» **EXERCISE**
Pull out from the material below all lines with "book".

» **INPUT RECORDS**
◇ ◇ ◇ ◇

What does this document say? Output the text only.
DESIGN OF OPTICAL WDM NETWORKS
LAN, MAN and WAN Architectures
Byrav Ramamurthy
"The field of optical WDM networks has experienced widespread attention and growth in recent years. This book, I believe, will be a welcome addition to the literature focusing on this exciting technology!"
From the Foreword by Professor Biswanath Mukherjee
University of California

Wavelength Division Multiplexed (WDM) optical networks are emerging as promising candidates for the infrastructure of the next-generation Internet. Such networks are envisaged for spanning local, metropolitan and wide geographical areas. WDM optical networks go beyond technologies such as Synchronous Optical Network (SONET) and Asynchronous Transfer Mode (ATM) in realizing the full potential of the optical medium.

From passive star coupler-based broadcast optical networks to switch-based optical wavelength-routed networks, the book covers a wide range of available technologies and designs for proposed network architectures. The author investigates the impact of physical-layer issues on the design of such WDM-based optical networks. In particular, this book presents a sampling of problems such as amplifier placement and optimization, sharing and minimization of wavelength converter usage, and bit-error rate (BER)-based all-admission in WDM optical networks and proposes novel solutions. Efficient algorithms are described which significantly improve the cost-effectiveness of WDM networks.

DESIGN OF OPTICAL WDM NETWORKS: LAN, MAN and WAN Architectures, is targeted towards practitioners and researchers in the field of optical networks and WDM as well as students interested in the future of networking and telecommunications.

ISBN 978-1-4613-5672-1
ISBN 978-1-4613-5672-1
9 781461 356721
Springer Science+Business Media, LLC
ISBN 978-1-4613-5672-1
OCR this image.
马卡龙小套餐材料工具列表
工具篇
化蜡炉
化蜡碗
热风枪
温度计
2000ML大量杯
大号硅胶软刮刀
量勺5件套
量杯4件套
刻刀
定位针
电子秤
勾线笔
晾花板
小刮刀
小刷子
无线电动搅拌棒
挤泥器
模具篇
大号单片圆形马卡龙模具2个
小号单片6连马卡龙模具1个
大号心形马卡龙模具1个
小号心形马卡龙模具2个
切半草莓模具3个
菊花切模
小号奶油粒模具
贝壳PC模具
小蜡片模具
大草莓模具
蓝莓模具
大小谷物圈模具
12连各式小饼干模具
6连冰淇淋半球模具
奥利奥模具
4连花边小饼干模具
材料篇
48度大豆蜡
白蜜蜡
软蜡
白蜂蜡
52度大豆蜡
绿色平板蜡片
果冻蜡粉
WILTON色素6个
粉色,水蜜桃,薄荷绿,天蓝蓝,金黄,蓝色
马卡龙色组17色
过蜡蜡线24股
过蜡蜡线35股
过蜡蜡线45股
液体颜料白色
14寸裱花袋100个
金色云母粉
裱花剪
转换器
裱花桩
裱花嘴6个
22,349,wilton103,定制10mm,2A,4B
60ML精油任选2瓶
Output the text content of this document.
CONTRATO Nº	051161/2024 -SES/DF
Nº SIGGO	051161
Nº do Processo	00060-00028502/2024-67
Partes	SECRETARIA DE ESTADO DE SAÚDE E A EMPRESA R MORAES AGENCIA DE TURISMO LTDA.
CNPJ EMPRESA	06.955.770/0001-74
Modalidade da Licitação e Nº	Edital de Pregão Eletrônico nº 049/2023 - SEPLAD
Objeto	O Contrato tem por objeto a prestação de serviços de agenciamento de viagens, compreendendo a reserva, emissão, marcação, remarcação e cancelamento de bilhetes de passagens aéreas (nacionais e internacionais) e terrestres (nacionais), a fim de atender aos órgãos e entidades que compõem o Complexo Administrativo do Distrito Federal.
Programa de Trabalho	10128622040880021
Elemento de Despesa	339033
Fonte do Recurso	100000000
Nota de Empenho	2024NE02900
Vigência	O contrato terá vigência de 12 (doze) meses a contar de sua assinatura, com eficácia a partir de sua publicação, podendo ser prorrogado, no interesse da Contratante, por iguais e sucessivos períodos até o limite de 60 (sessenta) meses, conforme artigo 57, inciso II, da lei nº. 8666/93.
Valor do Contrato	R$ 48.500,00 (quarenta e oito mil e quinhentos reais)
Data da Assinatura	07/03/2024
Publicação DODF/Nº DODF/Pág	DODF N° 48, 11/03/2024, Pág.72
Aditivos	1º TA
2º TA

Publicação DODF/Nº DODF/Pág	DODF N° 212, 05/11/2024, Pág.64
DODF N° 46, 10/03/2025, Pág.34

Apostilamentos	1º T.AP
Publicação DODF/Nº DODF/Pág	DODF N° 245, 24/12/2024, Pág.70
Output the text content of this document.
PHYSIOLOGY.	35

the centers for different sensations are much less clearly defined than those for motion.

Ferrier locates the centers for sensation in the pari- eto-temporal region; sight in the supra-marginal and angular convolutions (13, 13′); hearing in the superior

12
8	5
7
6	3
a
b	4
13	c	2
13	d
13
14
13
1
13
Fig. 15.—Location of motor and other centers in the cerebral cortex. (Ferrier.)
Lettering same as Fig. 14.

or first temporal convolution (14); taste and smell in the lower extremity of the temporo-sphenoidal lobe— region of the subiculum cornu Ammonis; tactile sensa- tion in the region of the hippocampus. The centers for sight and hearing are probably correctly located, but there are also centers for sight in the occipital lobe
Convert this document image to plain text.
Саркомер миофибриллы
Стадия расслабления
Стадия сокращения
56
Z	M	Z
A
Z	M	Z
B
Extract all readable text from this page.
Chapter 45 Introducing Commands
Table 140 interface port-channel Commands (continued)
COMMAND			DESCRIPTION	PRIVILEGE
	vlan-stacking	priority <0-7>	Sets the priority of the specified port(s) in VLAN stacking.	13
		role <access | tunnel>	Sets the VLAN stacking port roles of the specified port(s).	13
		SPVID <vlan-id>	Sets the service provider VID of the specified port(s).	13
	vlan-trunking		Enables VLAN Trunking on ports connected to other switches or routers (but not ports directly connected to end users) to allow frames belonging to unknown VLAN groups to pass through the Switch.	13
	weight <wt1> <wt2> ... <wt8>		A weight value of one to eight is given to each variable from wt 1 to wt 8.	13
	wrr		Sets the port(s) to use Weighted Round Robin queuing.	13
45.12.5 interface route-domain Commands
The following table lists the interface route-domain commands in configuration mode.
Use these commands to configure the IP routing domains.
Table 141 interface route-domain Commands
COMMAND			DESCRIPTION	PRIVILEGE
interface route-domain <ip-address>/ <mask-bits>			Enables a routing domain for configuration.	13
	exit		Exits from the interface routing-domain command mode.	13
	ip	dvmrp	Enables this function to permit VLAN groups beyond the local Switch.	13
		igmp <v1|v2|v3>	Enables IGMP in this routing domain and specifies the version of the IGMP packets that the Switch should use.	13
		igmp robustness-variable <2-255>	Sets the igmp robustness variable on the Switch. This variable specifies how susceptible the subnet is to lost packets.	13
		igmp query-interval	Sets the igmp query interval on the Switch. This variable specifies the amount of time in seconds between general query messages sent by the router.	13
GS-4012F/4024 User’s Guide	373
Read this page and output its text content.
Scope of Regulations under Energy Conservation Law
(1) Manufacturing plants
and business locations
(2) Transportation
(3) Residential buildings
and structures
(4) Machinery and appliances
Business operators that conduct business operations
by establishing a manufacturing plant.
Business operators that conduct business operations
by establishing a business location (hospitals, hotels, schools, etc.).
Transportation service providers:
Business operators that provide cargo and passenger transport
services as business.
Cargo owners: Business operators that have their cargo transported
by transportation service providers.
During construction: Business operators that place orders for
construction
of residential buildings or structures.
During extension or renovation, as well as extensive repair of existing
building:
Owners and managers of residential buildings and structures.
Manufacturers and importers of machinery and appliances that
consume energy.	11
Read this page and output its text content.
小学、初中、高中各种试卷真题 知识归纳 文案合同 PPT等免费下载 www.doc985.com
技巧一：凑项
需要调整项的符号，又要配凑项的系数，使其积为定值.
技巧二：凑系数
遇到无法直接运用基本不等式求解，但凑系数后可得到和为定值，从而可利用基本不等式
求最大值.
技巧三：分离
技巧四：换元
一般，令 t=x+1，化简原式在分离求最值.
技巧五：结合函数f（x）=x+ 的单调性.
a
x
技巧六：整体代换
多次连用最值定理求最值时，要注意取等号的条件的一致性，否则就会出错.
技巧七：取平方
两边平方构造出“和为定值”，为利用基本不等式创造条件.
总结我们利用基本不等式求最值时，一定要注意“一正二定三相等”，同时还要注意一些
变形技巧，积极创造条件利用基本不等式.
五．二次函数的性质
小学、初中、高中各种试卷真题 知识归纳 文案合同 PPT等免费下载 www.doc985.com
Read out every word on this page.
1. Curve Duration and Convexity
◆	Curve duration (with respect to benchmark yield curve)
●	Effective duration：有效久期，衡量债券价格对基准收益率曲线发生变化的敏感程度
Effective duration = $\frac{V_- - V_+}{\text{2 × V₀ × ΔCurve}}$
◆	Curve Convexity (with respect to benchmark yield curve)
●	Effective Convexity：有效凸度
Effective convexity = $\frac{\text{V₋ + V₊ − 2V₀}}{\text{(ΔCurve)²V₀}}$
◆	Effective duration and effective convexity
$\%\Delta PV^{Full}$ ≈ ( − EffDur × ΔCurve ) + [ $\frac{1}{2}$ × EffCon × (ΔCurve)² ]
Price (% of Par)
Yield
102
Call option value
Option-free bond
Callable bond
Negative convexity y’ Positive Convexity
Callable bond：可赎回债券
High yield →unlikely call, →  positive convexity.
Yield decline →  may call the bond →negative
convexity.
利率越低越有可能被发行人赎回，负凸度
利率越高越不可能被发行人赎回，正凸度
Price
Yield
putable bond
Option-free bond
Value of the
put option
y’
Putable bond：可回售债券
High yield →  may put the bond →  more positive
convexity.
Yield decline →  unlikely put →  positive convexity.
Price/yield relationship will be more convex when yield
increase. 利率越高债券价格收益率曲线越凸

◇ ◇ ◇ ◇

» **RESPONSE TO THE TASK**
"The field of optical WDM networks has experienced widespread attention and growth in recent years. This book, I believe, will be a welcome addition to the literature focusing on this exciting technology!"
From passive star coupler-based broadcast optical networks to switch-based optical wavelength-routed networks, the book covers a wide range of available technologies and designs for proposed network architectures. The author investigates the impact of physical-layer issues on the design of such WDM-based optical networks. In particular, this book presents a sampling of problems such as amplifier placement and optimization, sharing and minimization of wavelength converter usage, and bit-error rate (BER)-based all-admission in WDM optical networks and proposes novel solutions. Efficient algorithms are described which significantly improve the cost-effectiveness of WDM networks.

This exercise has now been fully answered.